--- Problem details ---
Repeat the listing in full, word for word.

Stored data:
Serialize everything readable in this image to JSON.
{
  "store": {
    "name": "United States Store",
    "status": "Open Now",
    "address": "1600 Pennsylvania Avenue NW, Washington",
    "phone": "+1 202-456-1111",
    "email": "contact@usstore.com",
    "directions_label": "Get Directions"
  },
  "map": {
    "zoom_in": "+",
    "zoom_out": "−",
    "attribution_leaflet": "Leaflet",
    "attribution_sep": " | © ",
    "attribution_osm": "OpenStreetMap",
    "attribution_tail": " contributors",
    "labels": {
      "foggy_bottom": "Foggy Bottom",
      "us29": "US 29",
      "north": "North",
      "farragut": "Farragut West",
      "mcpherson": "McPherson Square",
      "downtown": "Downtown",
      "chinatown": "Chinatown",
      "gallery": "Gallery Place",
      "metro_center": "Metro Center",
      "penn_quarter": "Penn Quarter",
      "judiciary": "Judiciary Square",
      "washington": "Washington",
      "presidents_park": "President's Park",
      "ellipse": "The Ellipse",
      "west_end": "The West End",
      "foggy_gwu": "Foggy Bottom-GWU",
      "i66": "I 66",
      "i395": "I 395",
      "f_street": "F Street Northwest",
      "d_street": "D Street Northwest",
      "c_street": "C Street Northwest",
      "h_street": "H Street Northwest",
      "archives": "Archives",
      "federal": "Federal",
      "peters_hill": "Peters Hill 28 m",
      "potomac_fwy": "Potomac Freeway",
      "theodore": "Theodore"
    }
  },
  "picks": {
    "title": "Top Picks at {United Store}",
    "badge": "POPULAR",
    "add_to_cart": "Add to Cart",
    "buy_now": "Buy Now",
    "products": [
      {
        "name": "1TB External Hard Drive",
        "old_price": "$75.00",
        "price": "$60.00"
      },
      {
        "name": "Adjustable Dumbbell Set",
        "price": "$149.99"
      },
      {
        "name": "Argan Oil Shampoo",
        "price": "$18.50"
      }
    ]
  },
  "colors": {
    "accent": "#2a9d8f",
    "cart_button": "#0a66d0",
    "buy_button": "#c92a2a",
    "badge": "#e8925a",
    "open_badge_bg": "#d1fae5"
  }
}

--- Exercise result ---
Serialize everything readable in this image to JSON.
{
  "store": {
    "name": "United States Store",
    "status": "Open Now",
    "address": "1600 Pennsylvania Avenue NW, Washington",
    "phone": "+1 202-456-1111",
    "email": "contact@usstore.com",
    "directions_label": "Get Directions"
  },
  "map": {
    "zoom_in": "+",
    "zoom_out": "−",
    "attribution_leaflet": "Leaflet",
    "attribution_sep": " | © ",
    "attribution_osm": "OpenStreetMap",
    "attribution_tail": " contributors",
    "labels": {
      "foggy_bottom": "Foggy Bottom",
      "us29": "US 29",
      "north": "North",
      "farragut": "Farragut West",
      "mcpherson": "McPherson Square",
      "downtown": "Downtown",
      "chinatown": "Chinatown",
      "gallery": "Gallery Place",
      "metro_center": "Metro Center",
      "penn_quarter": "Penn Quarter",
      "judiciary": "Judiciary Square",
      "washington": "Washington",
      "presidents_park": "President's Park",
      "ellipse": "The Ellipse",
      "west_end": "The West End",
      "foggy_gwu": "Foggy Bottom-GWU",
      "i66": "I 66",
      "i395": "I 395",
      "f_street": "F Street Northwest",
      "d_street": "D Street Northwest",
      "c_street": "C Street Northwest",
      "h_street": "H Street Northwest",
      "archives": "Archives",
      "federal": "Federal",
      "peters_hill": "Peters Hill 28 m",
      "potomac_fwy": "Potomac Freeway",
      "theodore": "Theodore"
    }
  },
  "picks": {
    "title": "Top Picks at {United Store}",
    "badge": "POPULAR",
    "add_to_cart": "Add to Cart",
    "buy_now": "Buy Now",
    "products": [
      {
        "name": "1TB External Hard Drive",
        "old_price": "$75.00",
        "price": "$60.00"
      },
      {
        "name": "Adjustable Dumbbell Set",
        "price": "$149.99"
      },
      {
        "name": "Argan Oil Shampoo",
        "price": "$18.50"
      }
    ]
  },
  "colors": {
    "accent": "#2a9d8f",
    "cart_button": "#0a66d0",
    "buy_button": "#c92a2a",
    "badge": "#e8925a",
    "open_badge_bg": "#d1fae5"
  }
}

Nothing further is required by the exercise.